Stated task ▸
In the material below, count the lines with the word "value" and state that number only.

Supplied records ▸
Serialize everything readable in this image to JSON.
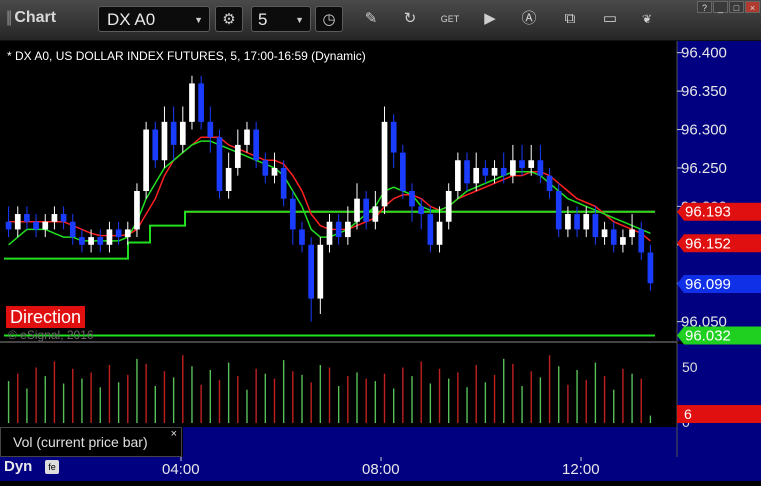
{
  "app": {
    "title": "Chart"
  },
  "toolbar": {
    "symbol": "DX A0",
    "interval": "5",
    "icons": [
      "settings-icon",
      "clock-icon",
      "pencil-icon",
      "refresh-icon",
      "get-icon",
      "play-icon",
      "alert-icon",
      "link-icon",
      "chat-icon",
      "twitter-icon"
    ]
  },
  "study": {
    "label": "* DX A0, US DOLLAR INDEX FUTURES, 5, 17:00-16:59 (Dynamic)"
  },
  "price_axis": {
    "ticks": [
      "96.400",
      "96.350",
      "96.300",
      "96.250",
      "96.200",
      "96.150",
      "96.100",
      "96.050"
    ],
    "markers": [
      {
        "value": "96.193",
        "color": "#e01010"
      },
      {
        "value": "96.152",
        "color": "#e01010"
      },
      {
        "value": "96.099",
        "color": "#1030e8"
      },
      {
        "value": "96.032",
        "color": "#20d020"
      }
    ]
  },
  "volume_axis": {
    "ticks": [
      "50",
      "0"
    ],
    "marker": "6"
  },
  "volume_panel": {
    "legend": "Vol (current price bar)",
    "close": "×"
  },
  "overlay": {
    "direction": "Direction",
    "copyright": "© eSignal, 2016"
  },
  "time_axis": {
    "mode": "Dyn",
    "ticks": [
      "04:00",
      "08:00",
      "12:00"
    ]
  },
  "colors": {
    "up": "#ffffff",
    "down": "#1a3cff",
    "ma_red": "#ff2020",
    "ma_green": "#20e020",
    "axis_bg": "#000080"
  },
  "chart_data": {
    "type": "candlestick",
    "x": "bar_index",
    "ylim": [
      96.03,
      96.41
    ],
    "candles": [
      [
        96.18,
        96.17,
        96.2,
        96.16
      ],
      [
        96.17,
        96.19,
        96.2,
        96.16
      ],
      [
        96.19,
        96.18,
        96.2,
        96.17
      ],
      [
        96.18,
        96.17,
        96.19,
        96.16
      ],
      [
        96.17,
        96.18,
        96.19,
        96.16
      ],
      [
        96.18,
        96.19,
        96.2,
        96.17
      ],
      [
        96.19,
        96.18,
        96.2,
        96.17
      ],
      [
        96.18,
        96.16,
        96.19,
        96.15
      ],
      [
        96.16,
        96.15,
        96.17,
        96.14
      ],
      [
        96.15,
        96.16,
        96.17,
        96.14
      ],
      [
        96.16,
        96.15,
        96.17,
        96.14
      ],
      [
        96.15,
        96.17,
        96.18,
        96.14
      ],
      [
        96.17,
        96.16,
        96.18,
        96.15
      ],
      [
        96.16,
        96.17,
        96.18,
        96.15
      ],
      [
        96.17,
        96.22,
        96.23,
        96.16
      ],
      [
        96.22,
        96.3,
        96.31,
        96.21
      ],
      [
        96.3,
        96.26,
        96.31,
        96.25
      ],
      [
        96.26,
        96.31,
        96.33,
        96.25
      ],
      [
        96.31,
        96.28,
        96.33,
        96.26
      ],
      [
        96.28,
        96.31,
        96.33,
        96.27
      ],
      [
        96.31,
        96.36,
        96.37,
        96.3
      ],
      [
        96.36,
        96.31,
        96.37,
        96.3
      ],
      [
        96.31,
        96.29,
        96.33,
        96.27
      ],
      [
        96.29,
        96.22,
        96.3,
        96.21
      ],
      [
        96.22,
        96.25,
        96.27,
        96.21
      ],
      [
        96.25,
        96.28,
        96.3,
        96.24
      ],
      [
        96.28,
        96.3,
        96.31,
        96.27
      ],
      [
        96.3,
        96.26,
        96.31,
        96.25
      ],
      [
        96.26,
        96.24,
        96.27,
        96.23
      ],
      [
        96.24,
        96.25,
        96.27,
        96.23
      ],
      [
        96.25,
        96.21,
        96.26,
        96.2
      ],
      [
        96.21,
        96.17,
        96.22,
        96.15
      ],
      [
        96.17,
        96.15,
        96.18,
        96.14
      ],
      [
        96.15,
        96.08,
        96.16,
        96.05
      ],
      [
        96.08,
        96.15,
        96.16,
        96.06
      ],
      [
        96.15,
        96.18,
        96.19,
        96.14
      ],
      [
        96.18,
        96.16,
        96.19,
        96.15
      ],
      [
        96.16,
        96.18,
        96.2,
        96.15
      ],
      [
        96.18,
        96.21,
        96.23,
        96.17
      ],
      [
        96.21,
        96.18,
        96.22,
        96.17
      ],
      [
        96.18,
        96.2,
        96.22,
        96.17
      ],
      [
        96.2,
        96.31,
        96.33,
        96.19
      ],
      [
        96.31,
        96.27,
        96.32,
        96.25
      ],
      [
        96.27,
        96.22,
        96.28,
        96.21
      ],
      [
        96.22,
        96.2,
        96.23,
        96.18
      ],
      [
        96.2,
        96.19,
        96.21,
        96.17
      ],
      [
        96.19,
        96.15,
        96.2,
        96.14
      ],
      [
        96.15,
        96.18,
        96.2,
        96.14
      ],
      [
        96.18,
        96.22,
        96.23,
        96.17
      ],
      [
        96.22,
        96.26,
        96.27,
        96.21
      ],
      [
        96.26,
        96.23,
        96.27,
        96.22
      ],
      [
        96.23,
        96.25,
        96.27,
        96.22
      ],
      [
        96.25,
        96.24,
        96.26,
        96.23
      ],
      [
        96.24,
        96.25,
        96.26,
        96.23
      ],
      [
        96.25,
        96.24,
        96.27,
        96.23
      ],
      [
        96.24,
        96.26,
        96.28,
        96.23
      ],
      [
        96.26,
        96.25,
        96.28,
        96.24
      ],
      [
        96.25,
        96.26,
        96.28,
        96.24
      ],
      [
        96.26,
        96.24,
        96.28,
        96.23
      ],
      [
        96.24,
        96.22,
        96.25,
        96.21
      ],
      [
        96.22,
        96.17,
        96.23,
        96.16
      ],
      [
        96.17,
        96.19,
        96.2,
        96.16
      ],
      [
        96.19,
        96.17,
        96.2,
        96.16
      ],
      [
        96.17,
        96.19,
        96.2,
        96.16
      ],
      [
        96.19,
        96.16,
        96.2,
        96.15
      ],
      [
        96.16,
        96.17,
        96.18,
        96.15
      ],
      [
        96.17,
        96.15,
        96.18,
        96.14
      ],
      [
        96.15,
        96.16,
        96.17,
        96.14
      ],
      [
        96.16,
        96.17,
        96.19,
        96.15
      ],
      [
        96.17,
        96.14,
        96.18,
        96.13
      ],
      [
        96.14,
        96.1,
        96.15,
        96.09
      ]
    ],
    "ma_red": [
      96.18,
      96.18,
      96.18,
      96.18,
      96.18,
      96.18,
      96.18,
      96.175,
      96.17,
      96.165,
      96.162,
      96.162,
      96.162,
      96.163,
      96.17,
      96.19,
      96.21,
      96.24,
      96.26,
      96.27,
      96.28,
      96.29,
      96.29,
      96.29,
      96.28,
      96.275,
      96.27,
      96.265,
      96.26,
      96.26,
      96.255,
      96.24,
      96.22,
      96.19,
      96.175,
      96.17,
      96.17,
      96.17,
      96.175,
      96.18,
      96.185,
      96.2,
      96.21,
      96.215,
      96.215,
      96.21,
      96.2,
      96.195,
      96.2,
      96.21,
      96.215,
      96.22,
      96.225,
      96.23,
      96.235,
      96.24,
      96.24,
      96.245,
      96.245,
      96.24,
      96.23,
      96.22,
      96.21,
      96.205,
      96.2,
      96.19,
      96.18,
      96.175,
      96.17,
      96.165,
      96.155
    ],
    "ma_green": [
      96.15,
      96.16,
      96.17,
      96.17,
      96.17,
      96.165,
      96.16,
      96.16,
      96.155,
      96.155,
      96.155,
      96.155,
      96.155,
      96.16,
      96.18,
      96.21,
      96.23,
      96.25,
      96.26,
      96.27,
      96.28,
      96.285,
      96.285,
      96.28,
      96.275,
      96.27,
      96.265,
      96.26,
      96.255,
      96.25,
      96.24,
      96.22,
      96.2,
      96.17,
      96.16,
      96.16,
      96.165,
      96.17,
      96.18,
      96.19,
      96.2,
      96.22,
      96.225,
      96.22,
      96.215,
      96.2,
      96.195,
      96.195,
      96.2,
      96.21,
      96.22,
      96.225,
      96.23,
      96.235,
      96.24,
      96.245,
      96.245,
      96.245,
      96.24,
      96.23,
      96.22,
      96.21,
      96.205,
      96.2,
      96.195,
      96.19,
      96.185,
      96.18,
      96.175,
      96.17,
      96.165
    ],
    "red_level": 96.193,
    "green_step_levels": [
      96.132,
      96.153,
      96.175,
      96.193
    ],
    "green_line": 96.032,
    "volume": [
      34,
      40,
      28,
      45,
      38,
      50,
      32,
      44,
      36,
      41,
      29,
      47,
      33,
      39,
      52,
      48,
      30,
      42,
      37,
      55,
      46,
      31,
      43,
      35,
      49,
      38,
      27,
      44,
      40,
      36,
      51,
      42,
      39,
      33,
      47,
      45,
      30,
      38,
      41,
      36,
      34,
      40,
      28,
      45,
      38,
      50,
      32,
      44,
      36,
      41,
      29,
      47,
      33,
      39,
      52,
      48,
      30,
      42,
      37,
      55,
      46,
      31,
      43,
      35,
      49,
      38,
      27,
      44,
      40,
      36,
      6
    ],
    "volume_ylim": [
      0,
      60
    ]
  }
}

Solution to this exercise ▸
4